--- begin ---

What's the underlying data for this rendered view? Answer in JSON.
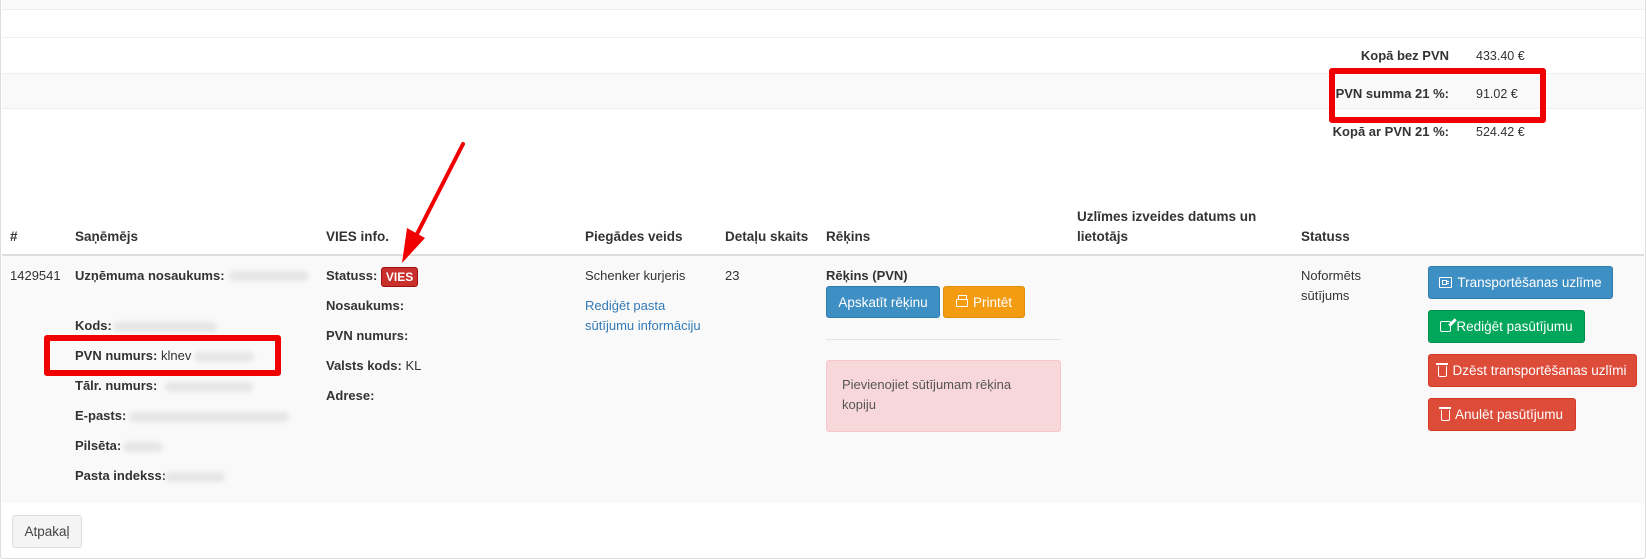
{
  "totals": {
    "without_vat_label": "Kopā bez PVN",
    "without_vat_value": "433.40 €",
    "vat_label": "PVN summa 21 %:",
    "vat_value": "91.02 €",
    "with_vat_label": "Kopā ar PVN 21 %:",
    "with_vat_value": "524.42 €"
  },
  "table": {
    "headers": {
      "number": "#",
      "recipient": "Saņēmējs",
      "vies": "VIES info.",
      "delivery": "Piegādes veids",
      "parts": "Detaļu skaits",
      "invoice": "Rēķins",
      "label_date_line1": "Uzlīmes izveides datums un",
      "label_date_line2": "lietotājs",
      "status": "Statuss"
    },
    "row": {
      "id": "1429541",
      "recipient": {
        "company_label": "Uzņēmuma nosaukums:",
        "code_label": "Kods:",
        "vat_label": "PVN numurs:",
        "vat_value": "klnev",
        "phone_label": "Tālr. numurs:",
        "email_label": "E-pasts:",
        "city_label": "Pilsēta:",
        "postcode_label": "Pasta indekss:"
      },
      "vies": {
        "status_label": "Statuss:",
        "status_badge": "VIES",
        "name_label": "Nosaukums:",
        "vat_label": "PVN numurs:",
        "country_label": "Valsts kods:",
        "country_value": "KL",
        "address_label": "Adrese:"
      },
      "delivery": {
        "carrier": "Schenker kurjeris",
        "edit_link_line1": "Rediģēt pasta",
        "edit_link_line2": "sūtījumu informāciju"
      },
      "parts_count": "23",
      "invoice": {
        "title": "Rēķins (PVN)",
        "view_button": "Apskatīt rēķinu",
        "print_button": "Printēt",
        "alert_line1": "Pievienojiet sūtījumam rēķina",
        "alert_line2": "kopiju"
      },
      "status_line1": "Noformēts",
      "status_line2": "sūtījums",
      "actions": {
        "transport_label": "Transportēšanas uzlīme",
        "edit_order": "Rediģēt pasūtījumu",
        "delete_label": "Dzēst transportēšanas uzlīmi",
        "cancel_order": "Anulēt pasūtījumu"
      }
    }
  },
  "back_button": "Atpakaļ",
  "colors": {
    "highlight": "#f00000",
    "info": "#3e8fc3",
    "warning": "#f39c12",
    "success": "#00a65a",
    "danger": "#dd4b39",
    "link": "#337ab7",
    "badge": "#c9302c"
  },
  "icons": {
    "transport": "id-card-icon",
    "edit": "edit-icon",
    "delete": "trash-icon",
    "print": "print-icon"
  }
}
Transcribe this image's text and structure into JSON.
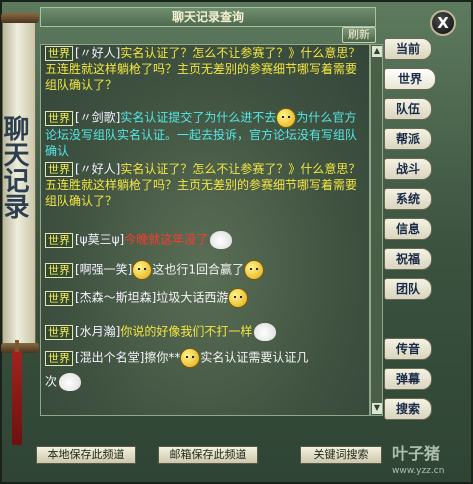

--- end ---

**Stated task**
Generate a word-for-word copy of the preceding records, excluding all pictures.

**Worked solution**
What's the underlying data for this rendered view? Answer in JSON.
{
  "totals": {
    "without_vat_label": "Kopā bez PVN",
    "without_vat_value": "433.40 €",
    "vat_label": "PVN summa 21 %:",
    "vat_value": "91.02 €",
    "with_vat_label": "Kopā ar PVN 21 %:",
    "with_vat_value": "524.42 €"
  },
  "table": {
    "headers": {
      "number": "#",
      "recipient": "Saņēmējs",
      "vies": "VIES info.",
      "delivery": "Piegādes veids",
      "parts": "Detaļu skaits",
      "invoice": "Rēķins",
      "label_date_line1": "Uzlīmes izveides datums un",
      "label_date_line2": "lietotājs",
      "status": "Statuss"
    },
    "row": {
      "id": "1429541",
      "recipient": {
        "company_label": "Uzņēmuma nosaukums:",
        "code_label": "Kods:",
        "vat_label": "PVN numurs:",
        "vat_value": "klnev",
        "phone_label": "Tālr. numurs:",
        "email_label": "E-pasts:",
        "city_label": "Pilsēta:",
        "postcode_label": "Pasta indekss:"
      },
      "vies": {
        "status_label": "Statuss:",
        "status_badge": "VIES",
        "name_label": "Nosaukums:",
        "vat_label": "PVN numurs:",
        "country_label": "Valsts kods:",
        "country_value": "KL",
        "address_label": "Adrese:"
      },
      "delivery": {
        "carrier": "Schenker kurjeris",
        "edit_link_line1": "Rediģēt pasta",
        "edit_link_line2": "sūtījumu informāciju"
      },
      "parts_count": "23",
      "invoice": {
        "title": "Rēķins (PVN)",
        "view_button": "Apskatīt rēķinu",
        "print_button": "Printēt",
        "alert_line1": "Pievienojiet sūtījumam rēķina",
        "alert_line2": "kopiju"
      },
      "status_line1": "Noformēts",
      "status_line2": "sūtījums",
      "actions": {
        "transport_label": "Transportēšanas uzlīme",
        "edit_order": "Rediģēt pasūtījumu",
        "delete_label": "Dzēst transportēšanas uzlīmi",
        "cancel_order": "Anulēt pasūtījumu"
      }
    }
  },
  "back_button": "Atpakaļ",
  "colors": {
    "highlight": "#f00000",
    "info": "#3e8fc3",
    "warning": "#f39c12",
    "success": "#00a65a",
    "danger": "#dd4b39",
    "link": "#337ab7",
    "badge": "#c9302c"
  },
  "icons": {
    "transport": "id-card-icon",
    "edit": "edit-icon",
    "delete": "trash-icon",
    "print": "print-icon"
  }
}
Transcribe this image's text and structure into JSON.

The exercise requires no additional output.